#### [Stated exercise]
Repeat the listing word for word. No pictures belong in the copy.

#### [Data for the task]
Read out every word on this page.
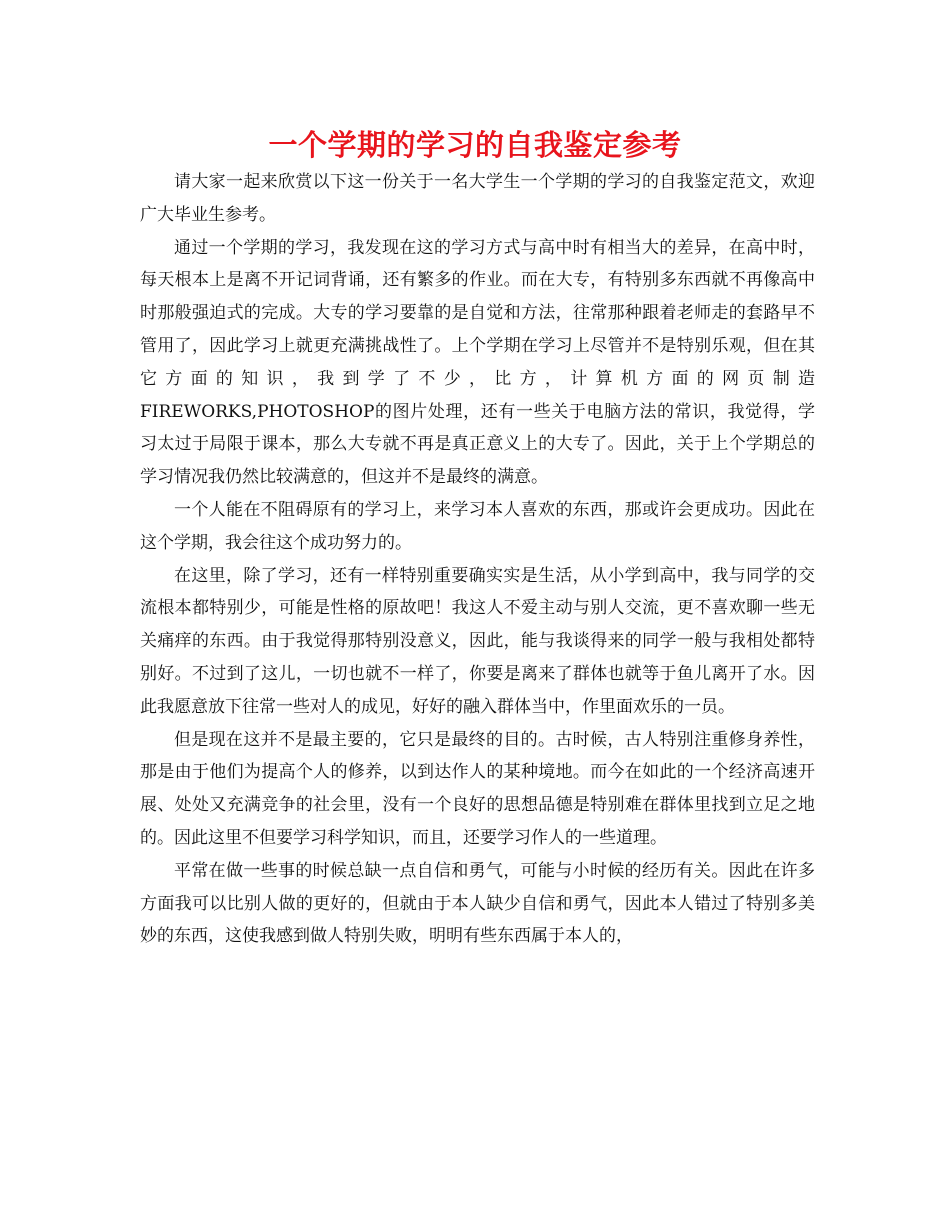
一个学期的学习的自我鉴定参考

请大家一起来欣赏以下这一份关于一名大学生一个学期的学习的自我鉴定范文，欢迎广大毕业生参考。

通过一个学期的学习，我发现在这的学习方式与高中时有相当大的差异，在高中时，每天根本上是离不开记词背诵，还有繁多的作业。而在大专，有特别多东西就不再像高中时那般强迫式的完成。大专的学习要靠的是自觉和方法，往常那种跟着老师走的套路早不管用了，因此学习上就更充满挑战性了。上个学期在学习上尽管并不是特别乐观，但在其它方面的知识，我到学了不少，比方，计算机方面的网页制造FIREWORKS,PHOTOSHOP的图片处理，还有一些关于电脑方法的常识，我觉得，学习太过于局限于课本，那么大专就不再是真正意义上的大专了。因此，关于上个学期总的学习情况我仍然比较满意的，但这并不是最终的满意。

一个人能在不阻碍原有的学习上，来学习本人喜欢的东西，那或许会更成功。因此在这个学期，我会往这个成功努力的。

在这里，除了学习，还有一样特别重要确实实是生活，从小学到高中，我与同学的交流根本都特别少，可能是性格的原故吧！我这人不爱主动与别人交流，更不喜欢聊一些无关痛痒的东西。由于我觉得那特别没意义，因此，能与我谈得来的同学一般与我相处都特别好。不过到了这儿，一切也就不一样了，你要是离来了群体也就等于鱼儿离开了水。因此我愿意放下往常一些对人的成见，好好的融入群体当中，作里面欢乐的一员。

但是现在这并不是最主要的，它只是最终的目的。古时候，古人特别注重修身养性，那是由于他们为提高个人的修养，以到达作人的某种境地。而今在如此的一个经济高速开展、处处又充满竞争的社会里，没有一个良好的思想品德是特别难在群体里找到立足之地的。因此这里不但要学习科学知识，而且，还要学习作人的一些道理。

平常在做一些事的时候总缺一点自信和勇气，可能与小时候的经历有关。因此在许多方面我可以比别人做的更好的，但就由于本人缺少自信和勇气，因此本人错过了特别多美妙的东西，这使我感到做人特别失败，明明有些东西属于本人的，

#### [Task response]
Read out every word on this page.
一个学期的学习的自我鉴定参考

请大家一起来欣赏以下这一份关于一名大学生一个学期的学习的自我鉴定范文，欢迎广大毕业生参考。

通过一个学期的学习，我发现在这的学习方式与高中时有相当大的差异，在高中时，每天根本上是离不开记词背诵，还有繁多的作业。而在大专，有特别多东西就不再像高中时那般强迫式的完成。大专的学习要靠的是自觉和方法，往常那种跟着老师走的套路早不管用了，因此学习上就更充满挑战性了。上个学期在学习上尽管并不是特别乐观，但在其它方面的知识，我到学了不少，比方，计算机方面的网页制造FIREWORKS,PHOTOSHOP的图片处理，还有一些关于电脑方法的常识，我觉得，学习太过于局限于课本，那么大专就不再是真正意义上的大专了。因此，关于上个学期总的学习情况我仍然比较满意的，但这并不是最终的满意。

一个人能在不阻碍原有的学习上，来学习本人喜欢的东西，那或许会更成功。因此在这个学期，我会往这个成功努力的。

在这里，除了学习，还有一样特别重要确实实是生活，从小学到高中，我与同学的交流根本都特别少，可能是性格的原故吧！我这人不爱主动与别人交流，更不喜欢聊一些无关痛痒的东西。由于我觉得那特别没意义，因此，能与我谈得来的同学一般与我相处都特别好。不过到了这儿，一切也就不一样了，你要是离来了群体也就等于鱼儿离开了水。因此我愿意放下往常一些对人的成见，好好的融入群体当中，作里面欢乐的一员。

但是现在这并不是最主要的，它只是最终的目的。古时候，古人特别注重修身养性，那是由于他们为提高个人的修养，以到达作人的某种境地。而今在如此的一个经济高速开展、处处又充满竞争的社会里，没有一个良好的思想品德是特别难在群体里找到立足之地的。因此这里不但要学习科学知识，而且，还要学习作人的一些道理。

平常在做一些事的时候总缺一点自信和勇气，可能与小时候的经历有关。因此在许多方面我可以比别人做的更好的，但就由于本人缺少自信和勇气，因此本人错过了特别多美妙的东西，这使我感到做人特别失败，明明有些东西属于本人的，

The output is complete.